-- START OF Record excerpts --

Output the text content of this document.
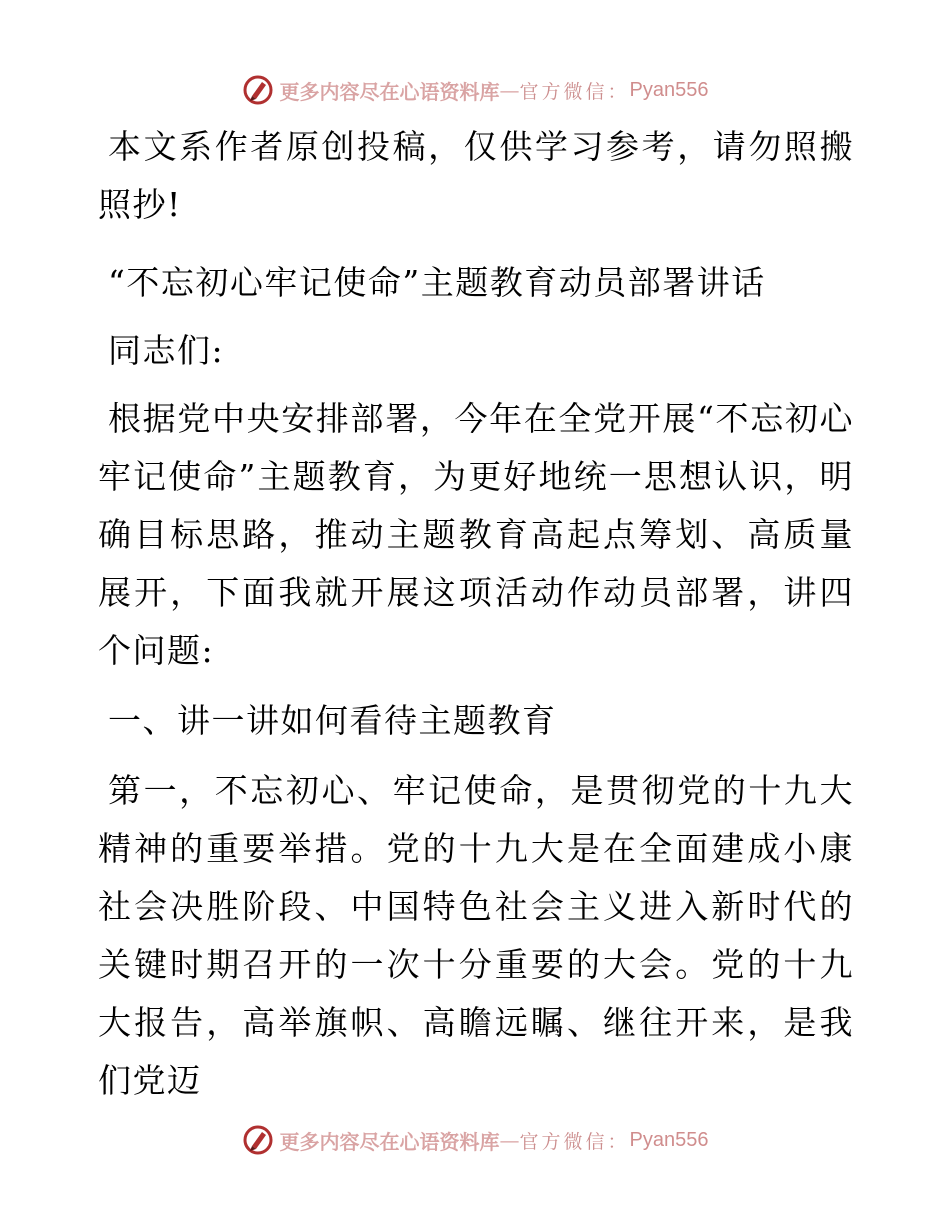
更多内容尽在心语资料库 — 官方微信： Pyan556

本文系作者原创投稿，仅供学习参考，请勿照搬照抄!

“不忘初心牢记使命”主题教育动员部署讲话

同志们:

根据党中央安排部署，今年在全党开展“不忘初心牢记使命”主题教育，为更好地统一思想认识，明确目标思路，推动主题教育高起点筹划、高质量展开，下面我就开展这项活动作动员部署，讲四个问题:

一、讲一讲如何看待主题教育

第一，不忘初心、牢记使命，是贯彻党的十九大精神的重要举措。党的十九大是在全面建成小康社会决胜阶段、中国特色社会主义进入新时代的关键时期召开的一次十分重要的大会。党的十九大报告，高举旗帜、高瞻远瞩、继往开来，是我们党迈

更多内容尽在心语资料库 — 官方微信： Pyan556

-- END OF Record excerpts --

Reproduce each line of the records exactly, and omit every picture.

Output the text content of this document.
更多内容尽在心语资料库 — 官方微信： Pyan556

本文系作者原创投稿，仅供学习参考，请勿照搬照抄!

“不忘初心牢记使命”主题教育动员部署讲话

同志们:

根据党中央安排部署，今年在全党开展“不忘初心牢记使命”主题教育，为更好地统一思想认识，明确目标思路，推动主题教育高起点筹划、高质量展开，下面我就开展这项活动作动员部署，讲四个问题:

一、讲一讲如何看待主题教育

第一，不忘初心、牢记使命，是贯彻党的十九大精神的重要举措。党的十九大是在全面建成小康社会决胜阶段、中国特色社会主义进入新时代的关键时期召开的一次十分重要的大会。党的十九大报告，高举旗帜、高瞻远瞩、继往开来，是我们党迈

更多内容尽在心语资料库 — 官方微信： Pyan556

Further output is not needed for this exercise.